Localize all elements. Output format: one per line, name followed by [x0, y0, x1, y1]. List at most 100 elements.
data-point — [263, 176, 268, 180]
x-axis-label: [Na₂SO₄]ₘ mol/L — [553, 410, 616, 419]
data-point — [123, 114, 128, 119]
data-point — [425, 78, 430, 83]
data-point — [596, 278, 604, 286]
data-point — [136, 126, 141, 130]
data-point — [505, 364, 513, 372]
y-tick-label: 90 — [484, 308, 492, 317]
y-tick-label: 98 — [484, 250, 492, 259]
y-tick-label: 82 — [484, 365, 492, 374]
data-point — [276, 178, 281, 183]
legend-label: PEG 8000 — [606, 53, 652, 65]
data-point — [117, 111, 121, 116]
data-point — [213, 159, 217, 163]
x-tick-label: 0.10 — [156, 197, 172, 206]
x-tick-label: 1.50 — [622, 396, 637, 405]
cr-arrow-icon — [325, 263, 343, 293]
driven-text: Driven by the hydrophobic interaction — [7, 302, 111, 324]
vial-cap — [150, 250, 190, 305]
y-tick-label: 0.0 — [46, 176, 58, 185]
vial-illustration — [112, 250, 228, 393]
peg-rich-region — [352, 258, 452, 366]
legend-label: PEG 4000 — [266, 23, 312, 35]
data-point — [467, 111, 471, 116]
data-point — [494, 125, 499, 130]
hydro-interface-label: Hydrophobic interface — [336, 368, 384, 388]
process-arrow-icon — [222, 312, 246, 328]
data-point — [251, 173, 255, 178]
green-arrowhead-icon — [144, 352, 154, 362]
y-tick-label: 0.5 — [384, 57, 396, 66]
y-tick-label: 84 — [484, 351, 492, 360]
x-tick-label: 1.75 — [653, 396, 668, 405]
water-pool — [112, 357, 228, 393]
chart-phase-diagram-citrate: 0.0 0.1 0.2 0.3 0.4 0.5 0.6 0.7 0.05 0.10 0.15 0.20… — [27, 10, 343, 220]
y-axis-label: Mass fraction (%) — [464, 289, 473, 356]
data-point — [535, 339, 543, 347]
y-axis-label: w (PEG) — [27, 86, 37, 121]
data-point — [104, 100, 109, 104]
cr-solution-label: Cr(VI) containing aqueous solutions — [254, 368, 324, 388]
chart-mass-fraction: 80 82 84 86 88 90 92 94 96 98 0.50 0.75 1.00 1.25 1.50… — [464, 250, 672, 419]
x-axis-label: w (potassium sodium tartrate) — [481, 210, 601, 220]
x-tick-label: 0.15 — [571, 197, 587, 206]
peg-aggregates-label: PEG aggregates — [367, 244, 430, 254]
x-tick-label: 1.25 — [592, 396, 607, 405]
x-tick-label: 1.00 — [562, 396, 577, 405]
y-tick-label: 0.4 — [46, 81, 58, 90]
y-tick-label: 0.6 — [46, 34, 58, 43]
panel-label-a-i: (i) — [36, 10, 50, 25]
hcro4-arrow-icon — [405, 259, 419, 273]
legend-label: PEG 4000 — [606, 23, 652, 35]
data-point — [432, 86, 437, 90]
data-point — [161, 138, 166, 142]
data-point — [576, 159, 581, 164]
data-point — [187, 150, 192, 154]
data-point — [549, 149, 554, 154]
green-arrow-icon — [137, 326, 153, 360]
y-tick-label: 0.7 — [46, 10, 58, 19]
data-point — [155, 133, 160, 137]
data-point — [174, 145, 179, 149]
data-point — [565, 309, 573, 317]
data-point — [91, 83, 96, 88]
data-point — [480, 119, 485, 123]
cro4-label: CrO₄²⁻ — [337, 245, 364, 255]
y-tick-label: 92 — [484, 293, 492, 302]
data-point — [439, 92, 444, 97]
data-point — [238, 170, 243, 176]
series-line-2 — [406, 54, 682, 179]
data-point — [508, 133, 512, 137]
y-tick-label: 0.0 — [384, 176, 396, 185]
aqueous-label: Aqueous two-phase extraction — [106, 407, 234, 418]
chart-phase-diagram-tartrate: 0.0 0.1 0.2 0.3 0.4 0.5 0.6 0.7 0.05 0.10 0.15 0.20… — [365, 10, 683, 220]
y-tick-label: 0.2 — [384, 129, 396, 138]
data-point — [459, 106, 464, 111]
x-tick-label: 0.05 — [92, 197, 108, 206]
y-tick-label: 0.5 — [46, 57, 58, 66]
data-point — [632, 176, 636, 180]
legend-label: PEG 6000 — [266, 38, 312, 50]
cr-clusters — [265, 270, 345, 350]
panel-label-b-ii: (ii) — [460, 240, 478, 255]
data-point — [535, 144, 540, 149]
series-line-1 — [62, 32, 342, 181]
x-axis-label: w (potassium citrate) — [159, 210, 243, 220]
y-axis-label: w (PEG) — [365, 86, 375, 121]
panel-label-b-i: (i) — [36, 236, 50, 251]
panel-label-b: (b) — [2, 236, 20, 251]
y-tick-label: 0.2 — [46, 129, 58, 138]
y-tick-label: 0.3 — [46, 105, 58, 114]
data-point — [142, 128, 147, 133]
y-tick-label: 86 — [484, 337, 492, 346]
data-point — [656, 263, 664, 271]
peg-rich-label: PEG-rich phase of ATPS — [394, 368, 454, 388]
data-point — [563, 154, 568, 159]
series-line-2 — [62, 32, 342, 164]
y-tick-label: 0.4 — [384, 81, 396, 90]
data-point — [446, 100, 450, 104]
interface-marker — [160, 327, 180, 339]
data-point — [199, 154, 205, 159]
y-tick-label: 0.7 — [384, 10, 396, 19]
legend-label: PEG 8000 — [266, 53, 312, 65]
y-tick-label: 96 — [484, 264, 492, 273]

* * * * * * *

Copy out verbatim the part of the records that opens with their first line and closes with the line containing "y-tick-label: 98 — [484, 250, 492, 259]", including both of those lines.

Localize all elements. Output format: one per line, name followed by [x0, y0, x1, y1]. List at most 100 elements.
data-point — [263, 176, 268, 180]
x-axis-label: [Na₂SO₄]ₘ mol/L — [553, 410, 616, 419]
data-point — [123, 114, 128, 119]
data-point — [425, 78, 430, 83]
data-point — [596, 278, 604, 286]
data-point — [136, 126, 141, 130]
data-point — [505, 364, 513, 372]
y-tick-label: 90 — [484, 308, 492, 317]
y-tick-label: 98 — [484, 250, 492, 259]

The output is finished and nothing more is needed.